[Available data]
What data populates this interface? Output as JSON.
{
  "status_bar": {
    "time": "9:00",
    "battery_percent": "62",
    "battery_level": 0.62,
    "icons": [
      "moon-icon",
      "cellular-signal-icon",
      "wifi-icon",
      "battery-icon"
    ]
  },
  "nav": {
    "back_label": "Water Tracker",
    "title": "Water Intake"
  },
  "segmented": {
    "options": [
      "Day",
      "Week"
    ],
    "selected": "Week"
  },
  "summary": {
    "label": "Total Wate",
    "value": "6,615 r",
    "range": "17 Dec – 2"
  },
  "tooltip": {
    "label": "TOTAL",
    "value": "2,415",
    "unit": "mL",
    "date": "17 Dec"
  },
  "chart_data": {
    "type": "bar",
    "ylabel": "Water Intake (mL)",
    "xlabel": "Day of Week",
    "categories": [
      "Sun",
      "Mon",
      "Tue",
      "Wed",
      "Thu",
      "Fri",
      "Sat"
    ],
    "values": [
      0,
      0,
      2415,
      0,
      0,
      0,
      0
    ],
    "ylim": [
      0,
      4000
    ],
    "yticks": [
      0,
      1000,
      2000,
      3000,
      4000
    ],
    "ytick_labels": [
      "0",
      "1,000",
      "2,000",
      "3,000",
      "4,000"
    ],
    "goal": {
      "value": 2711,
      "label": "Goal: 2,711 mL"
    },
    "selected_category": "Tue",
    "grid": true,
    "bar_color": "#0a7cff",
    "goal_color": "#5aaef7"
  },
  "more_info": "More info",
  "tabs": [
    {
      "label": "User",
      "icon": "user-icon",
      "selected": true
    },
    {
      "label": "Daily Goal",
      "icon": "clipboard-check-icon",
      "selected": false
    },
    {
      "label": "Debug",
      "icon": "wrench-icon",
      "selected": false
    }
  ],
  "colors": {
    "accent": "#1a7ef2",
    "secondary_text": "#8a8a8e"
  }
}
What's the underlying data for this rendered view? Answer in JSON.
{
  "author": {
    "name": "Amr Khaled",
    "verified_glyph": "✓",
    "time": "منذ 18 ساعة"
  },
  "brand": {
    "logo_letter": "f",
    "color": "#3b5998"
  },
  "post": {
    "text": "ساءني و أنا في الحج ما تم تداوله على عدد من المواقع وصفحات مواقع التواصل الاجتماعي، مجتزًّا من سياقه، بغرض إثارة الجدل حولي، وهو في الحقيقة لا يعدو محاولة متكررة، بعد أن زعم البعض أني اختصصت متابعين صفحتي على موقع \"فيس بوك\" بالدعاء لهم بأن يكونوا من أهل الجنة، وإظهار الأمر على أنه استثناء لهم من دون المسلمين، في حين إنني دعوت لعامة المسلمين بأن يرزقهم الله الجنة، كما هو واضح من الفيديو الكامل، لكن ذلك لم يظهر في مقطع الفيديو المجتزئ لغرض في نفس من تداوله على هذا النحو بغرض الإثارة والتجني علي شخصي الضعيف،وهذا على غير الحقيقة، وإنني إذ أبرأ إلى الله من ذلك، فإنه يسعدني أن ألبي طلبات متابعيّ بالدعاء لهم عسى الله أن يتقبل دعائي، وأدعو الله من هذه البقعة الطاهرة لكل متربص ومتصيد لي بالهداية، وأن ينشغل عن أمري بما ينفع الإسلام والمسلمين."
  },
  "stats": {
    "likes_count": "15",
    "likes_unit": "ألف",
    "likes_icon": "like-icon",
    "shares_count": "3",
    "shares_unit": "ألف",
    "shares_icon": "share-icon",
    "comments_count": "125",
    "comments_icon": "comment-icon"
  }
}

[Exercise requirements]
Return every entry exactly as given.

[Output below]
What data populates this interface? Output as JSON.
{
  "status_bar": {
    "time": "9:00",
    "battery_percent": "62",
    "battery_level": 0.62,
    "icons": [
      "moon-icon",
      "cellular-signal-icon",
      "wifi-icon",
      "battery-icon"
    ]
  },
  "nav": {
    "back_label": "Water Tracker",
    "title": "Water Intake"
  },
  "segmented": {
    "options": [
      "Day",
      "Week"
    ],
    "selected": "Week"
  },
  "summary": {
    "label": "Total Wate",
    "value": "6,615 r",
    "range": "17 Dec – 2"
  },
  "tooltip": {
    "label": "TOTAL",
    "value": "2,415",
    "unit": "mL",
    "date": "17 Dec"
  },
  "chart_data": {
    "type": "bar",
    "ylabel": "Water Intake (mL)",
    "xlabel": "Day of Week",
    "categories": [
      "Sun",
      "Mon",
      "Tue",
      "Wed",
      "Thu",
      "Fri",
      "Sat"
    ],
    "values": [
      0,
      0,
      2415,
      0,
      0,
      0,
      0
    ],
    "ylim": [
      0,
      4000
    ],
    "yticks": [
      0,
      1000,
      2000,
      3000,
      4000
    ],
    "ytick_labels": [
      "0",
      "1,000",
      "2,000",
      "3,000",
      "4,000"
    ],
    "goal": {
      "value": 2711,
      "label": "Goal: 2,711 mL"
    },
    "selected_category": "Tue",
    "grid": true,
    "bar_color": "#0a7cff",
    "goal_color": "#5aaef7"
  },
  "more_info": "More info",
  "tabs": [
    {
      "label": "User",
      "icon": "user-icon",
      "selected": true
    },
    {
      "label": "Daily Goal",
      "icon": "clipboard-check-icon",
      "selected": false
    },
    {
      "label": "Debug",
      "icon": "wrench-icon",
      "selected": false
    }
  ],
  "colors": {
    "accent": "#1a7ef2",
    "secondary_text": "#8a8a8e"
  }
}
What's the underlying data for this rendered view? Answer in JSON.
{
  "author": {
    "name": "Amr Khaled",
    "verified_glyph": "✓",
    "time": "منذ 18 ساعة"
  },
  "brand": {
    "logo_letter": "f",
    "color": "#3b5998"
  },
  "post": {
    "text": "ساءني و أنا في الحج ما تم تداوله على عدد من المواقع وصفحات مواقع التواصل الاجتماعي، مجتزًّا من سياقه، بغرض إثارة الجدل حولي، وهو في الحقيقة لا يعدو محاولة متكررة، بعد أن زعم البعض أني اختصصت متابعين صفحتي على موقع \"فيس بوك\" بالدعاء لهم بأن يكونوا من أهل الجنة، وإظهار الأمر على أنه استثناء لهم من دون المسلمين، في حين إنني دعوت لعامة المسلمين بأن يرزقهم الله الجنة، كما هو واضح من الفيديو الكامل، لكن ذلك لم يظهر في مقطع الفيديو المجتزئ لغرض في نفس من تداوله على هذا النحو بغرض الإثارة والتجني علي شخصي الضعيف،وهذا على غير الحقيقة، وإنني إذ أبرأ إلى الله من ذلك، فإنه يسعدني أن ألبي طلبات متابعيّ بالدعاء لهم عسى الله أن يتقبل دعائي، وأدعو الله من هذه البقعة الطاهرة لكل متربص ومتصيد لي بالهداية، وأن ينشغل عن أمري بما ينفع الإسلام والمسلمين."
  },
  "stats": {
    "likes_count": "15",
    "likes_unit": "ألف",
    "likes_icon": "like-icon",
    "shares_count": "3",
    "shares_unit": "ألف",
    "shares_icon": "share-icon",
    "comments_count": "125",
    "comments_icon": "comment-icon"
  }
}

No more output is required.